The entries below need to be written out exactly, with no pictures included.

• **Listed entries**:
⟨

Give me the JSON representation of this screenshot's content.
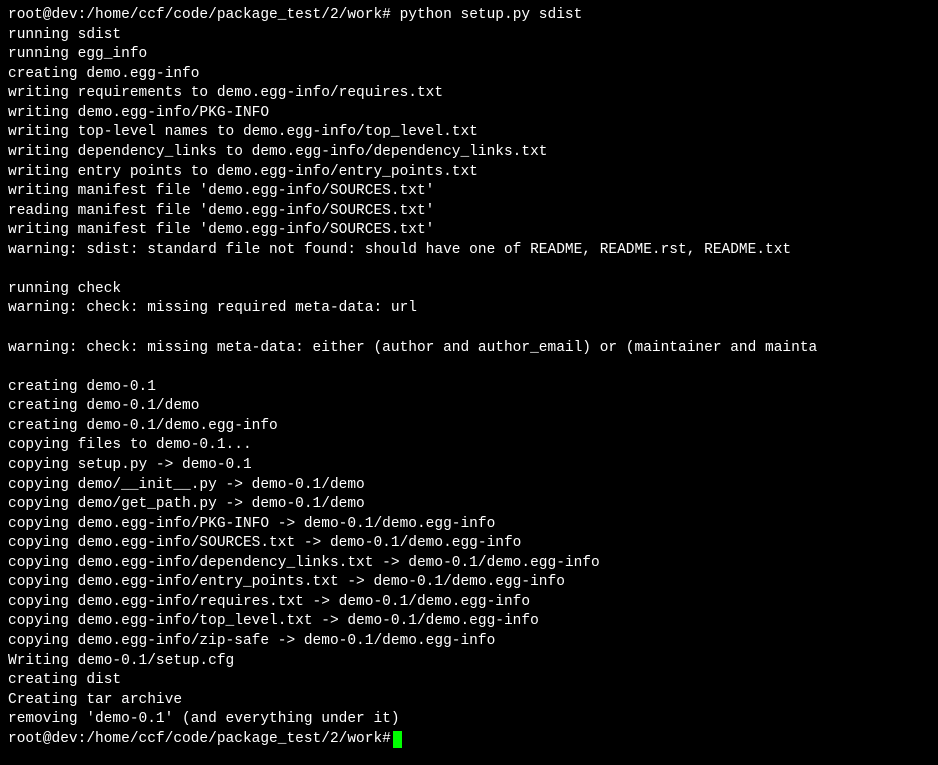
{
  "terminal": {
    "prompt1": "root@dev:/home/ccf/code/package_test/2/work# ",
    "command1": "python setup.py sdist",
    "lines": [
      "running sdist",
      "running egg_info",
      "creating demo.egg-info",
      "writing requirements to demo.egg-info/requires.txt",
      "writing demo.egg-info/PKG-INFO",
      "writing top-level names to demo.egg-info/top_level.txt",
      "writing dependency_links to demo.egg-info/dependency_links.txt",
      "writing entry points to demo.egg-info/entry_points.txt",
      "writing manifest file 'demo.egg-info/SOURCES.txt'",
      "reading manifest file 'demo.egg-info/SOURCES.txt'",
      "writing manifest file 'demo.egg-info/SOURCES.txt'",
      "warning: sdist: standard file not found: should have one of README, README.rst, README.txt",
      "",
      "running check",
      "warning: check: missing required meta-data: url",
      "",
      "warning: check: missing meta-data: either (author and author_email) or (maintainer and mainta",
      "",
      "creating demo-0.1",
      "creating demo-0.1/demo",
      "creating demo-0.1/demo.egg-info",
      "copying files to demo-0.1...",
      "copying setup.py -> demo-0.1",
      "copying demo/__init__.py -> demo-0.1/demo",
      "copying demo/get_path.py -> demo-0.1/demo",
      "copying demo.egg-info/PKG-INFO -> demo-0.1/demo.egg-info",
      "copying demo.egg-info/SOURCES.txt -> demo-0.1/demo.egg-info",
      "copying demo.egg-info/dependency_links.txt -> demo-0.1/demo.egg-info",
      "copying demo.egg-info/entry_points.txt -> demo-0.1/demo.egg-info",
      "copying demo.egg-info/requires.txt -> demo-0.1/demo.egg-info",
      "copying demo.egg-info/top_level.txt -> demo-0.1/demo.egg-info",
      "copying demo.egg-info/zip-safe -> demo-0.1/demo.egg-info",
      "Writing demo-0.1/setup.cfg",
      "creating dist",
      "Creating tar archive",
      "removing 'demo-0.1' (and everything under it)"
    ],
    "prompt2": "root@dev:/home/ccf/code/package_test/2/work# "
  }
}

⟩

• **Complete response**:
Give me the JSON representation of this screenshot's content.
{
  "terminal": {
    "prompt1": "root@dev:/home/ccf/code/package_test/2/work# ",
    "command1": "python setup.py sdist",
    "lines": [
      "running sdist",
      "running egg_info",
      "creating demo.egg-info",
      "writing requirements to demo.egg-info/requires.txt",
      "writing demo.egg-info/PKG-INFO",
      "writing top-level names to demo.egg-info/top_level.txt",
      "writing dependency_links to demo.egg-info/dependency_links.txt",
      "writing entry points to demo.egg-info/entry_points.txt",
      "writing manifest file 'demo.egg-info/SOURCES.txt'",
      "reading manifest file 'demo.egg-info/SOURCES.txt'",
      "writing manifest file 'demo.egg-info/SOURCES.txt'",
      "warning: sdist: standard file not found: should have one of README, README.rst, README.txt",
      "",
      "running check",
      "warning: check: missing required meta-data: url",
      "",
      "warning: check: missing meta-data: either (author and author_email) or (maintainer and mainta",
      "",
      "creating demo-0.1",
      "creating demo-0.1/demo",
      "creating demo-0.1/demo.egg-info",
      "copying files to demo-0.1...",
      "copying setup.py -> demo-0.1",
      "copying demo/__init__.py -> demo-0.1/demo",
      "copying demo/get_path.py -> demo-0.1/demo",
      "copying demo.egg-info/PKG-INFO -> demo-0.1/demo.egg-info",
      "copying demo.egg-info/SOURCES.txt -> demo-0.1/demo.egg-info",
      "copying demo.egg-info/dependency_links.txt -> demo-0.1/demo.egg-info",
      "copying demo.egg-info/entry_points.txt -> demo-0.1/demo.egg-info",
      "copying demo.egg-info/requires.txt -> demo-0.1/demo.egg-info",
      "copying demo.egg-info/top_level.txt -> demo-0.1/demo.egg-info",
      "copying demo.egg-info/zip-safe -> demo-0.1/demo.egg-info",
      "Writing demo-0.1/setup.cfg",
      "creating dist",
      "Creating tar archive",
      "removing 'demo-0.1' (and everything under it)"
    ],
    "prompt2": "root@dev:/home/ccf/code/package_test/2/work# "
  }
}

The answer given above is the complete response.